**PROBLEM DETAILS**
Reproduce all of the lines below word for word, leaving the pictures out.
═══ ITEMS
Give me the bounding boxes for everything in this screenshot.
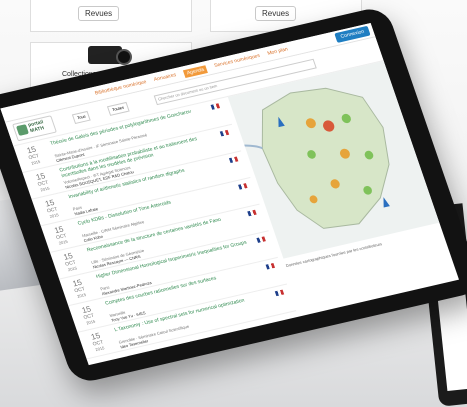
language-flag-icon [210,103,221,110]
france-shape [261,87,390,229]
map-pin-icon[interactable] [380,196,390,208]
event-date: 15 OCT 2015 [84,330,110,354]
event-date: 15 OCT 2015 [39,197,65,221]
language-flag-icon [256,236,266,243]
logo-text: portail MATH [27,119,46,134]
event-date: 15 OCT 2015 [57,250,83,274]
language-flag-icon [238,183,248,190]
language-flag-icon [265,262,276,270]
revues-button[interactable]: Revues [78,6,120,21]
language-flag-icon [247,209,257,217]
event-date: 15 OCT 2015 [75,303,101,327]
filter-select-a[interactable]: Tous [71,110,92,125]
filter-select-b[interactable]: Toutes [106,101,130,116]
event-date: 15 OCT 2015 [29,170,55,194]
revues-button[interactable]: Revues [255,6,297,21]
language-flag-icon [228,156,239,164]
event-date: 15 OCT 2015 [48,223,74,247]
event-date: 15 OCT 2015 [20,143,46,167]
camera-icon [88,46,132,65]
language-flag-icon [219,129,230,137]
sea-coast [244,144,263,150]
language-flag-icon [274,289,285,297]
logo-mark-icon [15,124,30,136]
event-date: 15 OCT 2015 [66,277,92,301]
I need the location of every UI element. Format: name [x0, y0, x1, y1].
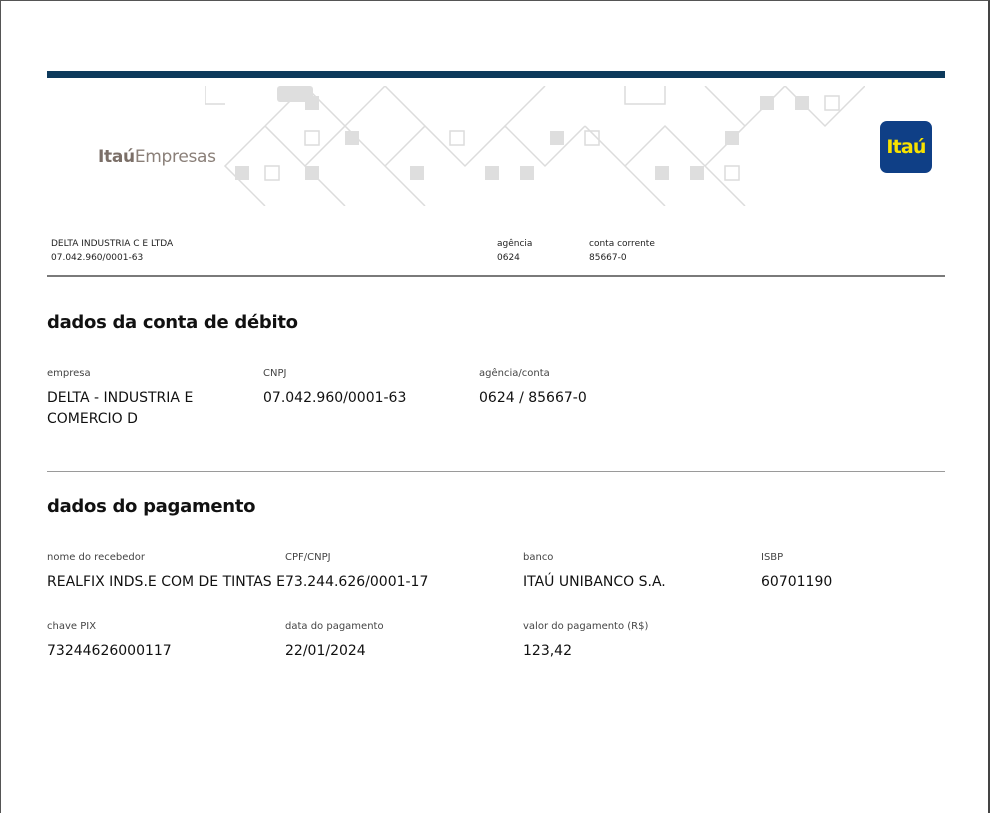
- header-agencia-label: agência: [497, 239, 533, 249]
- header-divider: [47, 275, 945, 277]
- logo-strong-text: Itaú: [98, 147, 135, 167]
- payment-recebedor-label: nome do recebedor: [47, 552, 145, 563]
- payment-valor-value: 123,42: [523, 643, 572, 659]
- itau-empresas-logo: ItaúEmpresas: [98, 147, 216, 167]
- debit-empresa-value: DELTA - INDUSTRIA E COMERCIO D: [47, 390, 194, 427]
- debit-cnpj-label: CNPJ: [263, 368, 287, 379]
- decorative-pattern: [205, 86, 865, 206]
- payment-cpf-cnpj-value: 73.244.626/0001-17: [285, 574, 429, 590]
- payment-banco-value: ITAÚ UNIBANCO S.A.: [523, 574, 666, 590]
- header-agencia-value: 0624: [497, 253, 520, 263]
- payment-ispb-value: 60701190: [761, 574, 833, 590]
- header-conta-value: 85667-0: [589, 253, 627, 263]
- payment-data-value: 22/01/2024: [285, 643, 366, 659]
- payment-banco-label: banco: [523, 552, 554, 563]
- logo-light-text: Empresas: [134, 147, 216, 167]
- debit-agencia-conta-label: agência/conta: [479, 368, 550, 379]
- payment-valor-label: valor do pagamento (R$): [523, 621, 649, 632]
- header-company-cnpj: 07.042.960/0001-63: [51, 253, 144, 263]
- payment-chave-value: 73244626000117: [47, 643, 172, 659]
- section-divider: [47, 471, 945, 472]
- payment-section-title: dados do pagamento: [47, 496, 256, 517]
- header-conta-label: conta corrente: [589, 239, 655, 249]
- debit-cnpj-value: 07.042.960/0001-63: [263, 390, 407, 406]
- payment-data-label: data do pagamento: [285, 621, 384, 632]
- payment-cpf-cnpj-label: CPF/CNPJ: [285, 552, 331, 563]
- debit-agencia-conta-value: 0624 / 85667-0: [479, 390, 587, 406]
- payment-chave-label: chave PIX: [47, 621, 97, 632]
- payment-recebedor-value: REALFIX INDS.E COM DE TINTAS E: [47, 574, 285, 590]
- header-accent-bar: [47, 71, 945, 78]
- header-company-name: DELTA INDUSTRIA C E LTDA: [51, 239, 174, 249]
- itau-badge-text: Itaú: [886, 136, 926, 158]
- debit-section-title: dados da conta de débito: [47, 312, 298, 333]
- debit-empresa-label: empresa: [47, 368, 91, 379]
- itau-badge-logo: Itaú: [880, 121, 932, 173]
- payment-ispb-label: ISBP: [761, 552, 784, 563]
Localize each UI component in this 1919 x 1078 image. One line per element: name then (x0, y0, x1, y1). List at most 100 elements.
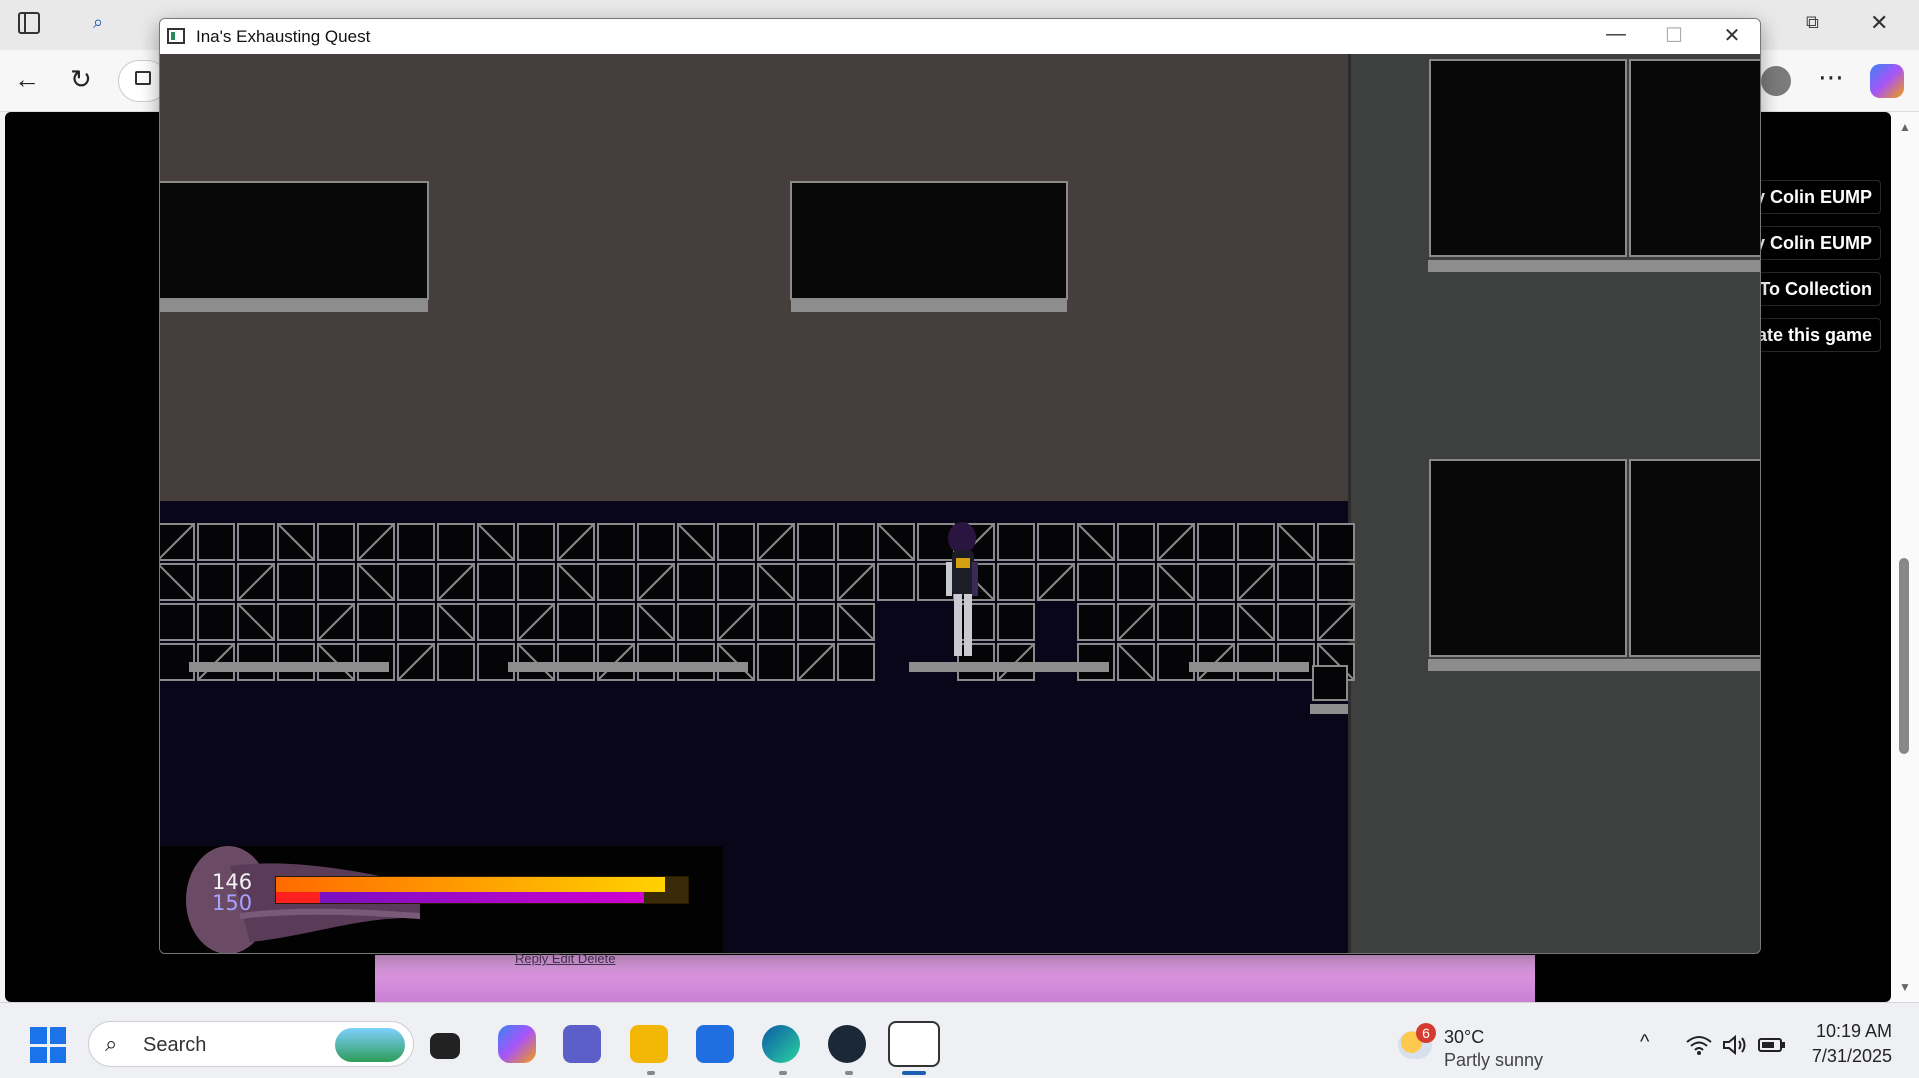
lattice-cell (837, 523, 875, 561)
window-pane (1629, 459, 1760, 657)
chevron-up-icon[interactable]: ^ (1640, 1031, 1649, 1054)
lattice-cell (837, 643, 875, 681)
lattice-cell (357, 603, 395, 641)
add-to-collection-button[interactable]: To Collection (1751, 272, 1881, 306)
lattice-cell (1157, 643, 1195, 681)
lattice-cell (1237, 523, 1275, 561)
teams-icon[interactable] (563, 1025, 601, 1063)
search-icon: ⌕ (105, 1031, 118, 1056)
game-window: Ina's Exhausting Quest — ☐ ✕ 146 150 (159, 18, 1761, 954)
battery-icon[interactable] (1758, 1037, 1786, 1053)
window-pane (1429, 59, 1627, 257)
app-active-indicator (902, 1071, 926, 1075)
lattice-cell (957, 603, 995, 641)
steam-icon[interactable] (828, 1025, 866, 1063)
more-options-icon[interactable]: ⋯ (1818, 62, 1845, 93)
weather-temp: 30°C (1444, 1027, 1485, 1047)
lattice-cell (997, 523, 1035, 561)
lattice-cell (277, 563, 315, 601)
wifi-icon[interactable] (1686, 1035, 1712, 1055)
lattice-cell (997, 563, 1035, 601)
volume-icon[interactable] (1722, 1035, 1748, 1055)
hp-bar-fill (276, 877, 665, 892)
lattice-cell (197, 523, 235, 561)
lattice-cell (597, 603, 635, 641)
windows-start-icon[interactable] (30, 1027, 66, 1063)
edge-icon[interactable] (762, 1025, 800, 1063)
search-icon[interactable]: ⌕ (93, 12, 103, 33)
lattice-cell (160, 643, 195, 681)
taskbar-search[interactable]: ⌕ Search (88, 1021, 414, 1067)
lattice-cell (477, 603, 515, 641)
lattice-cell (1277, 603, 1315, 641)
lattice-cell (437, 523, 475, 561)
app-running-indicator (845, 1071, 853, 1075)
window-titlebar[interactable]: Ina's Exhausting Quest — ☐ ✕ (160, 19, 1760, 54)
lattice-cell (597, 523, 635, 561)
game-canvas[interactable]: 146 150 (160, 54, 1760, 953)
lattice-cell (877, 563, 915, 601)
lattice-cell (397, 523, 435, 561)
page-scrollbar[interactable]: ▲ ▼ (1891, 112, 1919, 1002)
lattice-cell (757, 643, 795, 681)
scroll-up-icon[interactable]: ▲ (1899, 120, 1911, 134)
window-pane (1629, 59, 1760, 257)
══════
**ANSWER TO THE EXERCISE**
Give me the bounding boxes for everything in this screenshot.
language-flag-icon [210,103,221,110]
france-shape [261,87,390,229]
map-pin-icon[interactable] [380,196,390,208]
event-date: 15 OCT 2015 [84,330,110,354]
event-date: 15 OCT 2015 [39,197,65,221]
language-flag-icon [256,236,266,243]
logo-text: portail MATH [27,119,46,134]
event-date: 15 OCT 2015 [57,250,83,274]
language-flag-icon [238,183,248,190]
language-flag-icon [265,262,276,270]
revues-button[interactable]: Revues [78,6,120,21]
language-flag-icon [247,209,257,217]
event-date: 15 OCT 2015 [75,303,101,327]
filter-select-a[interactable]: Tous [71,110,92,125]
filter-select-b[interactable]: Toutes [106,101,130,116]
event-date: 15 OCT 2015 [29,170,55,194]
revues-button[interactable]: Revues [255,6,297,21]
language-flag-icon [228,156,239,164]
event-date: 15 OCT 2015 [48,223,74,247]
event-date: 15 OCT 2015 [20,143,46,167]
camera-icon [88,46,132,65]
language-flag-icon [219,129,230,137]
sea-coast [244,144,263,150]
language-flag-icon [274,289,285,297]
logo-mark-icon [15,124,30,136]
event-date: 15 OCT 2015 [66,277,92,301]
I need the location of every UI element. Format: name [x0, y0, x1, y1].
- header-agencia-label: agência: [497, 239, 533, 249]
- header-divider: [47, 275, 945, 277]
- logo-strong-text: Itaú: [98, 147, 135, 167]
- payment-recebedor-label: nome do recebedor: [47, 552, 145, 563]
- payment-valor-value: 123,42: [523, 643, 572, 659]
- itau-empresas-logo: ItaúEmpresas: [98, 147, 216, 167]
- debit-empresa-value: DELTA - INDUSTRIA E COMERCIO D: [47, 390, 194, 427]
- debit-cnpj-label: CNPJ: [263, 368, 287, 379]
- decorative-pattern: [205, 86, 865, 206]
- payment-cpf-cnpj-value: 73.244.626/0001-17: [285, 574, 429, 590]
- payment-banco-value: ITAÚ UNIBANCO S.A.: [523, 574, 666, 590]
- header-agencia-value: 0624: [497, 253, 520, 263]
- payment-ispb-value: 60701190: [761, 574, 833, 590]
- header-conta-value: 85667-0: [589, 253, 627, 263]
- payment-data-value: 22/01/2024: [285, 643, 366, 659]
- payment-banco-label: banco: [523, 552, 554, 563]
- logo-light-text: Empresas: [134, 147, 216, 167]
- debit-agencia-conta-label: agência/conta: [479, 368, 550, 379]
- payment-valor-label: valor do pagamento (R$): [523, 621, 649, 632]
- header-company-cnpj: 07.042.960/0001-63: [51, 253, 144, 263]
- payment-chave-value: 73244626000117: [47, 643, 172, 659]
- section-divider: [47, 471, 945, 472]
- payment-section-title: dados do pagamento: [47, 496, 256, 517]
- header-conta-label: conta corrente: [589, 239, 655, 249]
- debit-cnpj-value: 07.042.960/0001-63: [263, 390, 407, 406]
- payment-data-label: data do pagamento: [285, 621, 384, 632]
- payment-cpf-cnpj-label: CPF/CNPJ: [285, 552, 331, 563]
- debit-agencia-conta-value: 0624 / 85667-0: [479, 390, 587, 406]
- payment-chave-label: chave PIX: [47, 621, 97, 632]
- payment-recebedor-value: REALFIX INDS.E COM DE TINTAS E: [47, 574, 285, 590]
- header-accent-bar: [47, 71, 945, 78]
- header-company-name: DELTA INDUSTRIA C E LTDA: [51, 239, 174, 249]
- itau-badge-text: Itaú: [886, 136, 926, 158]
- debit-section-title: dados da conta de débito: [47, 312, 298, 333]
- debit-empresa-label: empresa: [47, 368, 91, 379]
- itau-badge-logo: Itaú: [880, 121, 932, 173]
- payment-ispb-label: ISBP: [761, 552, 784, 563]
Localize each UI component in this 1919 x 1078 image. One line per element: name then (x0, y0, x1, y1). List at most 100 elements.
lattice-cell (837, 523, 875, 561)
window-pane (1629, 459, 1760, 657)
chevron-up-icon[interactable]: ^ (1640, 1031, 1649, 1054)
lattice-cell (837, 643, 875, 681)
lattice-cell (357, 603, 395, 641)
add-to-collection-button[interactable]: To Collection (1751, 272, 1881, 306)
lattice-cell (1157, 643, 1195, 681)
lattice-cell (1237, 523, 1275, 561)
teams-icon[interactable] (563, 1025, 601, 1063)
search-icon: ⌕ (105, 1031, 118, 1056)
game-window: Ina's Exhausting Quest — ☐ ✕ 146 150 (159, 18, 1761, 954)
battery-icon[interactable] (1758, 1037, 1786, 1053)
window-pane (1429, 59, 1627, 257)
app-active-indicator (902, 1071, 926, 1075)
lattice-cell (957, 603, 995, 641)
steam-icon[interactable] (828, 1025, 866, 1063)
more-options-icon[interactable]: ⋯ (1818, 62, 1845, 93)
weather-temp: 30°C (1444, 1027, 1485, 1047)
lattice-cell (997, 523, 1035, 561)
lattice-cell (277, 563, 315, 601)
wifi-icon[interactable] (1686, 1035, 1712, 1055)
lattice-cell (997, 563, 1035, 601)
volume-icon[interactable] (1722, 1035, 1748, 1055)
hp-bar-fill (276, 877, 665, 892)
lattice-cell (197, 523, 235, 561)
lattice-cell (597, 603, 635, 641)
windows-start-icon[interactable] (30, 1027, 66, 1063)
edge-icon[interactable] (762, 1025, 800, 1063)
search-icon[interactable]: ⌕ (93, 12, 103, 33)
lattice-cell (160, 643, 195, 681)
taskbar-search[interactable]: ⌕ Search (88, 1021, 414, 1067)
lattice-cell (477, 603, 515, 641)
lattice-cell (1277, 603, 1315, 641)
lattice-cell (437, 523, 475, 561)
app-running-indicator (845, 1071, 853, 1075)
window-titlebar[interactable]: Ina's Exhausting Quest — ☐ ✕ (160, 19, 1760, 54)
lattice-cell (597, 523, 635, 561)
game-canvas[interactable]: 146 150 (160, 54, 1760, 953)
lattice-cell (877, 563, 915, 601)
lattice-cell (397, 523, 435, 561)
page-scrollbar[interactable]: ▲ ▼ (1891, 112, 1919, 1002)
lattice-cell (757, 643, 795, 681)
scroll-up-icon[interactable]: ▲ (1899, 120, 1911, 134)
window-pane (1629, 59, 1760, 257)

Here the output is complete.